| Directive |
Leave out every picture and restate word for word the lines from the one with "Give me a plain-text" to the final line.

-- BEGIN Supplied data --

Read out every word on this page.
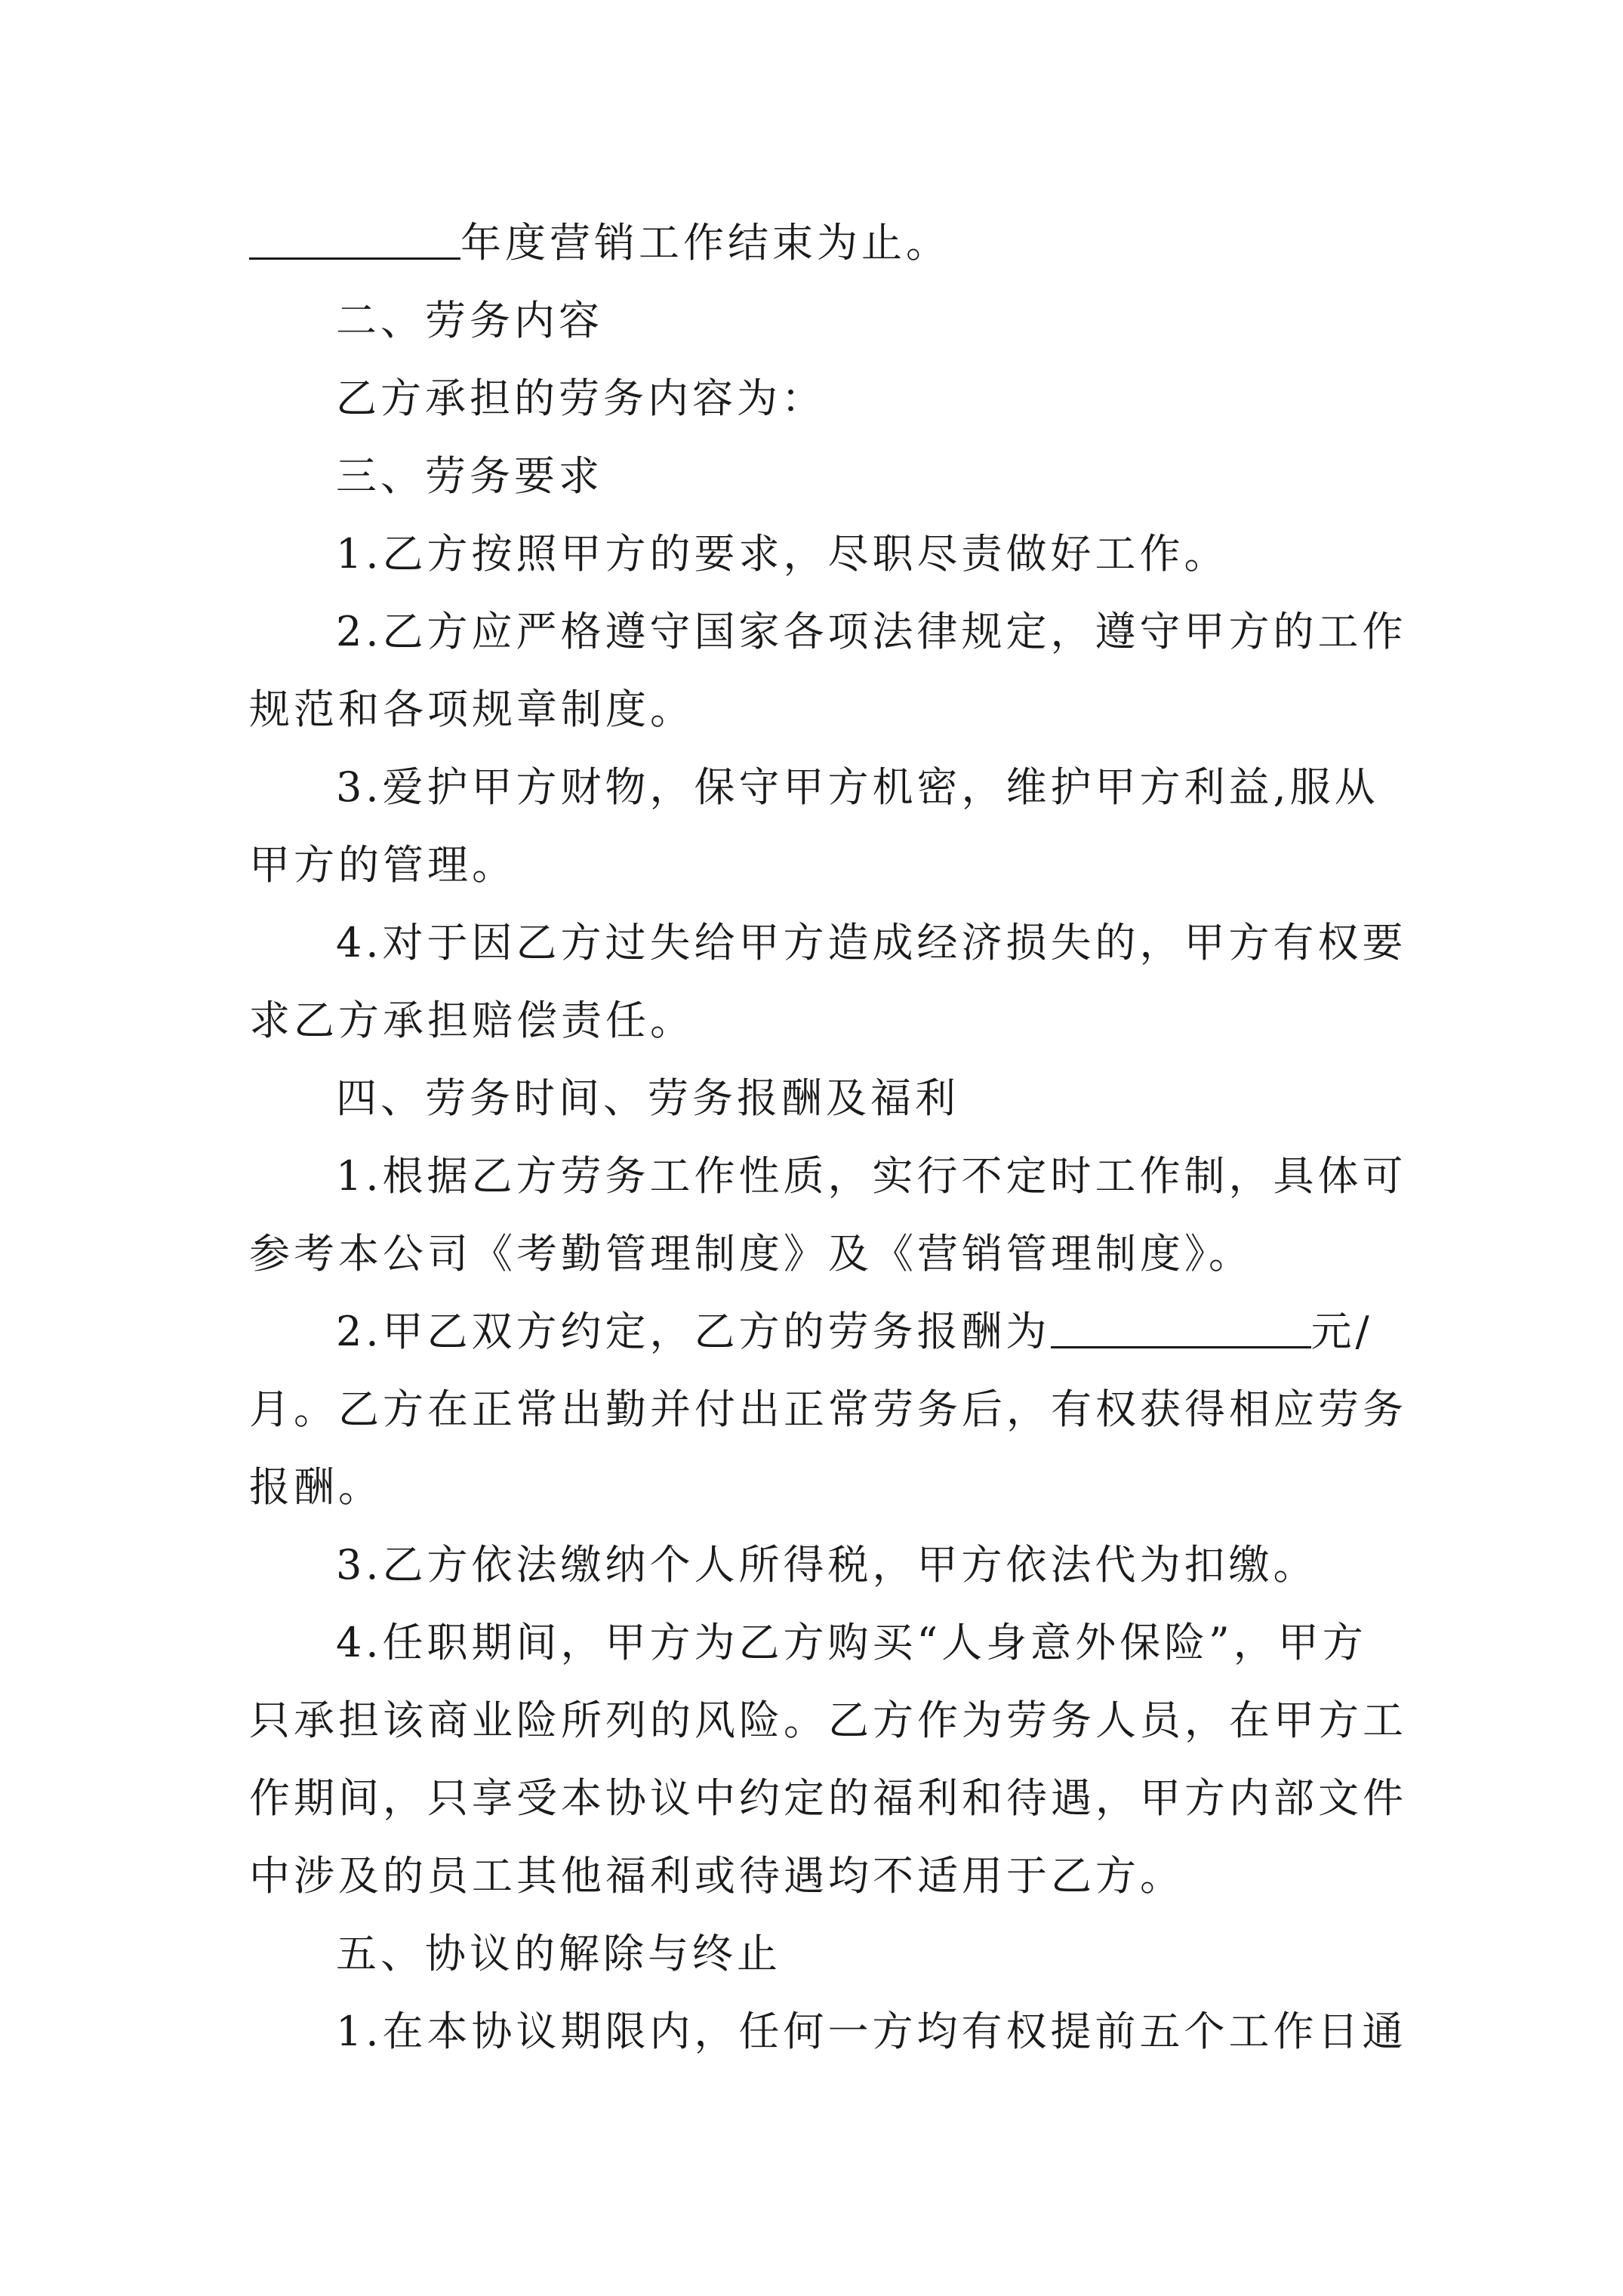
年度营销工作结束为止。
二、劳务内容
乙方承担的劳务内容为：
三、劳务要求
1.乙方按照甲方的要求，尽职尽责做好工作。
2.乙方应严格遵守国家各项法律规定，遵守甲方的工作
规范和各项规章制度。
3.爱护甲方财物，保守甲方机密，维护甲方利益,服从
甲方的管理。
4.对于因乙方过失给甲方造成经济损失的，甲方有权要
求乙方承担赔偿责任。
四、劳务时间、劳务报酬及福利
1.根据乙方劳务工作性质，实行不定时工作制，具体可
参考本公司《考勤管理制度》及《营销管理制度》。
2.甲乙双方约定，乙方的劳务报酬为	元/
月。乙方在正常出勤并付出正常劳务后，有权获得相应劳务
报酬。
3.乙方依法缴纳个人所得税，甲方依法代为扣缴。
4.任职期间，甲方为乙方购买“人身意外保险”，甲方
只承担该商业险所列的风险。乙方作为劳务人员，在甲方工
作期间，只享受本协议中约定的福利和待遇，甲方内部文件
中涉及的员工其他福利或待遇均不适用于乙方。
五、协议的解除与终止
1.在本协议期限内，任何一方均有权提前五个工作日通
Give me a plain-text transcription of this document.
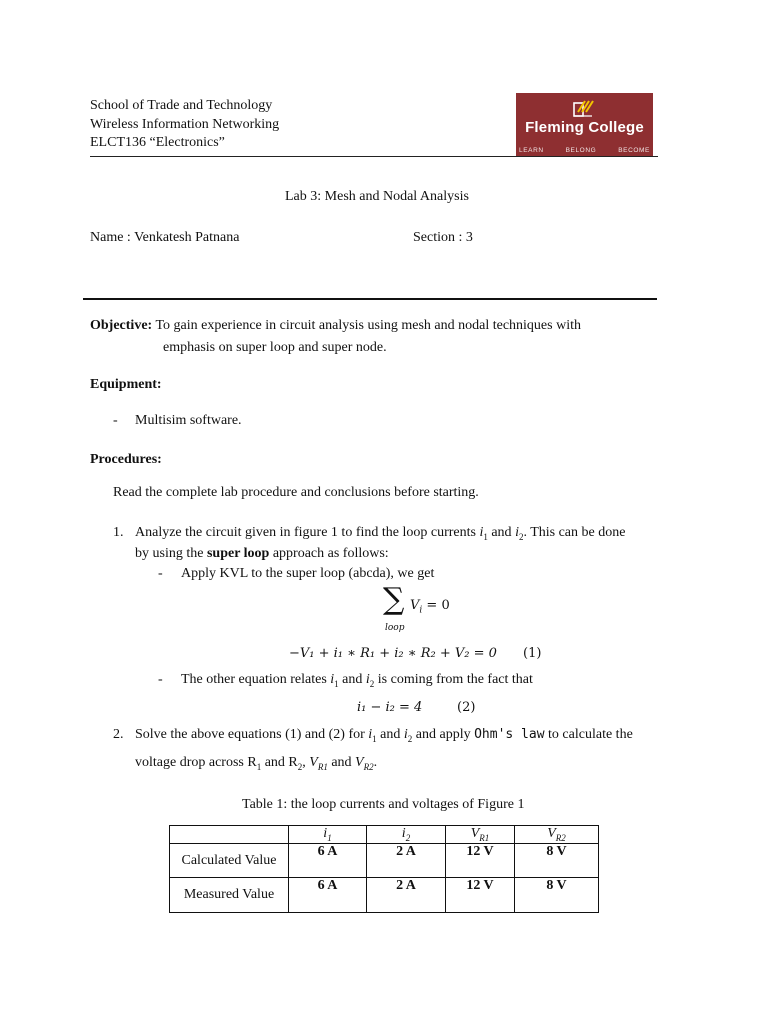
School of Trade and Technology
Wireless Information Networking
ELCT136 “Electronics”
Fleming College
LEARN	BELONG	BECOME
Lab 3: Mesh and Nodal Analysis
Name : Venkatesh Patnana	Section : 3
Objective: To gain experience in circuit analysis using mesh and nodal techniques with
emphasis on super loop and super node.
Equipment:
- Multisim software.
Procedures:
Read the complete lab procedure and conclusions before starting.
1. Analyze the circuit given in figure 1 to find the loop currents $i_1$ and $i_2$. This can be done
by using the super loop approach as follows:
- Apply KVL to the super loop (abcda), we get
∑
loop
$V_i = 0$
−V₁ + i₁ ∗ R₁ + i₂ ∗ R₂ + V₂ = 0 (1)
- The other equation relates $i_1$ and $i_2$ is coming from the fact that
i₁ − i₂ = 4	(2)
2. Solve the above equations (1) and (2) for $i_1$ and $i_2$ and apply Ohm's law to calculate the
voltage drop across $R_1$ and $R_2$, $V_{R1}$ and $V_{R2}$.
Table 1: the loop currents and voltages of Figure 1
	$i_1$	$i_2$	$V_{R1}$	$V_{R2}$
Calculated Value	6 A	2 A	12 V	8 V
Measured Value	6 A	2 A	12 V	8 V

-- END Supplied data --

| Final result |
Give me a plain-text transcription of this document.
School of Trade and Technology
Wireless Information Networking
ELCT136 “Electronics”
Fleming College
LEARN	BELONG	BECOME
Lab 3: Mesh and Nodal Analysis
Name : Venkatesh Patnana	Section : 3
Objective: To gain experience in circuit analysis using mesh and nodal techniques with
emphasis on super loop and super node.
Equipment:
- Multisim software.
Procedures:
Read the complete lab procedure and conclusions before starting.
1. Analyze the circuit given in figure 1 to find the loop currents $i_1$ and $i_2$. This can be done
by using the super loop approach as follows:
- Apply KVL to the super loop (abcda), we get
∑
loop
$V_i = 0$
−V₁ + i₁ ∗ R₁ + i₂ ∗ R₂ + V₂ = 0 (1)
- The other equation relates $i_1$ and $i_2$ is coming from the fact that
i₁ − i₂ = 4	(2)
2. Solve the above equations (1) and (2) for $i_1$ and $i_2$ and apply Ohm's law to calculate the
voltage drop across $R_1$ and $R_2$, $V_{R1}$ and $V_{R2}$.
Table 1: the loop currents and voltages of Figure 1
	$i_1$	$i_2$	$V_{R1}$	$V_{R2}$
Calculated Value	6 A	2 A	12 V	8 V
Measured Value	6 A	2 A	12 V	8 V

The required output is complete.